Secretary of State of Louisiana
- Incumbent
- Assumed office January 8, 2024
- Governor: Jeff Landry
- Preceded by: Kyle Ardoin

Member of the Louisiana House of Representatives from the 31st district
- In office January 2008 – July 16, 2019
- Preceded by: Donald Trahan
- Succeeded by: Jonathan Goudeau

Personal details
- Born: Nancy Ruth Landry June 10, 1962 (age 64) Japan
- Party: Independent (before 2008); Republican (2008–present);
- Children: 2
- Education: Louisiana State University (BA, JD)

= Nancy Landry =

American politician (born 1962)

Nancy Ruth Landry, also known as Nancy L. Matthews (born June 10, 1962), is an American politician who has served as the Secretary of State of Louisiana since January 2024. She previously served as a member of the Louisiana House of Representatives for the 31st district from 2008 to 2019.

==Early life and education==
Landry was born in Japan while her father was serving in the United States Navy. She earned a Bachelor of Arts degree in psychology from Louisiana State University in 1985 and a Juris Doctor from the Paul M. Hebert Law Center in 1990.

Landry is of no relation to Governor Jeff Landry.

==Career==
Landry was elected to the Louisiana House of Representatives in November 2007 and assumed office in January 2008.

On May 19, 2015, Landry, a former independent, was one of four Republicans on the House Civil Law and Procedure Committee who voted to table on a 10–2 vote the proposed Marriage and Conscience Act, authored by Republican Representative Mike Johnson of Bossier Parish.

RECORDS PROVIDED:
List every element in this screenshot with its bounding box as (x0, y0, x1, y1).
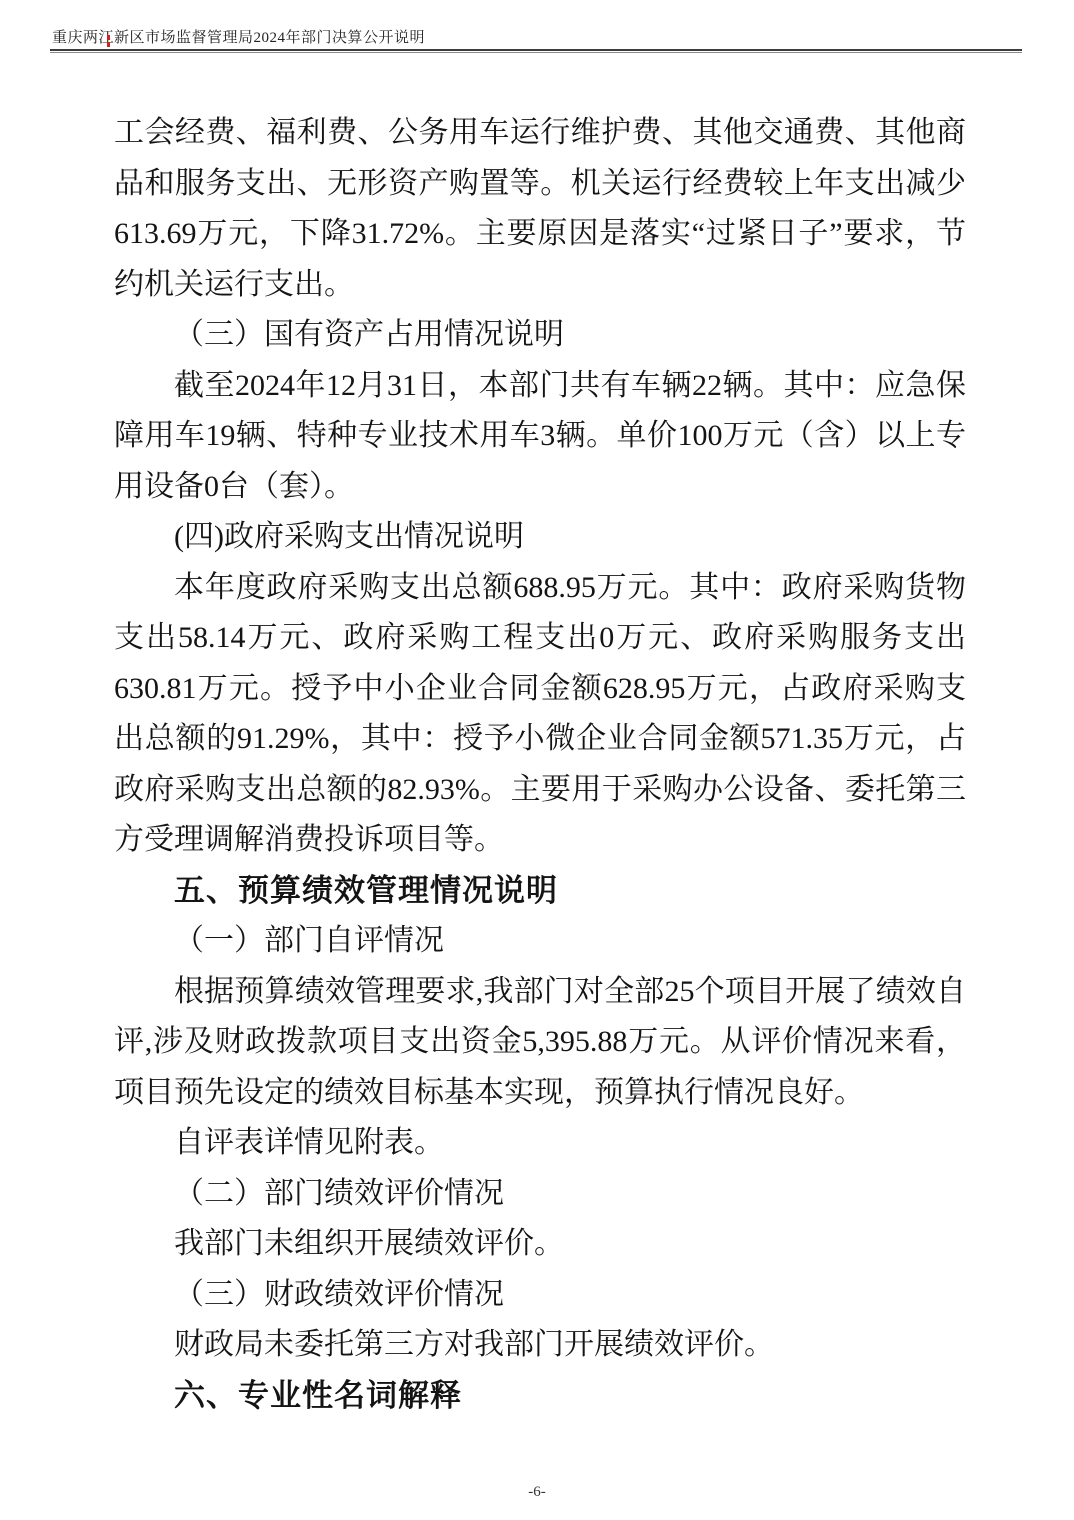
paragraph-see-appendix: 自评表详情见附表。 (114, 1118, 966, 1169)
heading-self-evaluation: （一）部门自评情况 (114, 916, 966, 967)
heading-terminology: 六、专业性名词解释 (114, 1371, 966, 1422)
paragraph-vehicles: 截至2024年12月31日，本部门共有车辆22辆。其中：应急保障用车19辆、特种… (114, 361, 966, 513)
heading-budget-performance: 五、预算绩效管理情况说明 (114, 866, 966, 917)
heading-dept-evaluation: （二）部门绩效评价情况 (114, 1169, 966, 1220)
document-header-title: 重庆两江新区市场监督管理局2024年部门决算公开说明 (52, 29, 1022, 48)
heading-finance-evaluation: （三）财政绩效评价情况 (114, 1270, 966, 1321)
red-mark-artifact (107, 35, 110, 47)
header-divider-rule (50, 49, 1022, 53)
paragraph-self-evaluation: 根据预算绩效管理要求,我部门对全部25个项目开展了绩效自评,涉及财政拨款项目支出… (114, 967, 966, 1119)
paragraph-dept-evaluation: 我部门未组织开展绩效评价。 (114, 1219, 966, 1270)
heading-state-assets: （三）国有资产占用情况说明 (114, 310, 966, 361)
document-page: 重庆两江新区市场监督管理局2024年部门决算公开说明 工会经费、福利费、公务用车… (0, 0, 1074, 1520)
paragraph-finance-evaluation: 财政局未委托第三方对我部门开展绩效评价。 (114, 1320, 966, 1371)
paragraph-operating-costs: 工会经费、福利费、公务用车运行维护费、其他交通费、其他商品和服务支出、无形资产购… (114, 108, 966, 310)
paragraph-procurement-detail: 本年度政府采购支出总额688.95万元。其中：政府采购货物支出58.14万元、政… (114, 563, 966, 866)
document-body: 工会经费、福利费、公务用车运行维护费、其他交通费、其他商品和服务支出、无形资产购… (114, 108, 966, 1421)
heading-gov-procurement: (四)政府采购支出情况说明 (114, 512, 966, 563)
page-number: -6- (0, 1484, 1074, 1501)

WHAT YOU ARE ASKED TO DO: List every person named in the Nancy Landry profile other than Nancy Landry herself. The rows are separate material and are not part of the Nancy Landry profile.

EXERCISE SOLUTION: Jeff Landry, Kyle Ardoin, Donald Trahan, Jonathan Goudeau, Mike Johnson